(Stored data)
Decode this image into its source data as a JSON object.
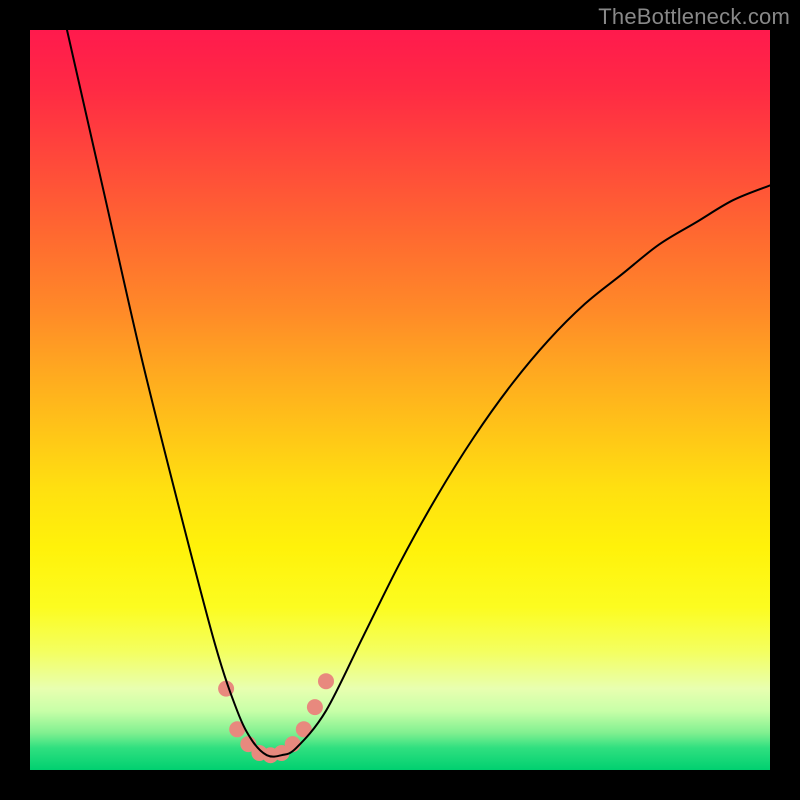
{
  "watermark": "TheBottleneck.com",
  "chart_data": {
    "type": "line",
    "title": "",
    "xlabel": "",
    "ylabel": "",
    "xlim": [
      0,
      100
    ],
    "ylim": [
      0,
      100
    ],
    "grid": false,
    "legend": false,
    "annotations": [],
    "series": [
      {
        "name": "curve",
        "color": "#000000",
        "x": [
          5,
          10,
          15,
          20,
          25,
          28,
          30,
          32,
          34,
          36,
          40,
          45,
          50,
          55,
          60,
          65,
          70,
          75,
          80,
          85,
          90,
          95,
          100
        ],
        "y": [
          100,
          78,
          56,
          36,
          17,
          8,
          4,
          2,
          2,
          3,
          8,
          18,
          28,
          37,
          45,
          52,
          58,
          63,
          67,
          71,
          74,
          77,
          79
        ]
      }
    ],
    "markers": {
      "name": "highlight-dots",
      "color": "#e8897e",
      "radius": 8,
      "points": [
        {
          "x": 26.5,
          "y": 11
        },
        {
          "x": 28.0,
          "y": 5.5
        },
        {
          "x": 29.5,
          "y": 3.5
        },
        {
          "x": 31.0,
          "y": 2.3
        },
        {
          "x": 32.5,
          "y": 2.0
        },
        {
          "x": 34.0,
          "y": 2.3
        },
        {
          "x": 35.5,
          "y": 3.5
        },
        {
          "x": 37.0,
          "y": 5.5
        },
        {
          "x": 38.5,
          "y": 8.5
        },
        {
          "x": 40.0,
          "y": 12
        }
      ]
    }
  }
}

- Work instructions
Your task is to reproduce all of the material exactly. The pictures stay out.

- Correct output
Decode this image into its source data as a JSON object.
{
  "watermark": "TheBottleneck.com",
  "chart_data": {
    "type": "line",
    "title": "",
    "xlabel": "",
    "ylabel": "",
    "xlim": [
      0,
      100
    ],
    "ylim": [
      0,
      100
    ],
    "grid": false,
    "legend": false,
    "annotations": [],
    "series": [
      {
        "name": "curve",
        "color": "#000000",
        "x": [
          5,
          10,
          15,
          20,
          25,
          28,
          30,
          32,
          34,
          36,
          40,
          45,
          50,
          55,
          60,
          65,
          70,
          75,
          80,
          85,
          90,
          95,
          100
        ],
        "y": [
          100,
          78,
          56,
          36,
          17,
          8,
          4,
          2,
          2,
          3,
          8,
          18,
          28,
          37,
          45,
          52,
          58,
          63,
          67,
          71,
          74,
          77,
          79
        ]
      }
    ],
    "markers": {
      "name": "highlight-dots",
      "color": "#e8897e",
      "radius": 8,
      "points": [
        {
          "x": 26.5,
          "y": 11
        },
        {
          "x": 28.0,
          "y": 5.5
        },
        {
          "x": 29.5,
          "y": 3.5
        },
        {
          "x": 31.0,
          "y": 2.3
        },
        {
          "x": 32.5,
          "y": 2.0
        },
        {
          "x": 34.0,
          "y": 2.3
        },
        {
          "x": 35.5,
          "y": 3.5
        },
        {
          "x": 37.0,
          "y": 5.5
        },
        {
          "x": 38.5,
          "y": 8.5
        },
        {
          "x": 40.0,
          "y": 12
        }
      ]
    }
  }
}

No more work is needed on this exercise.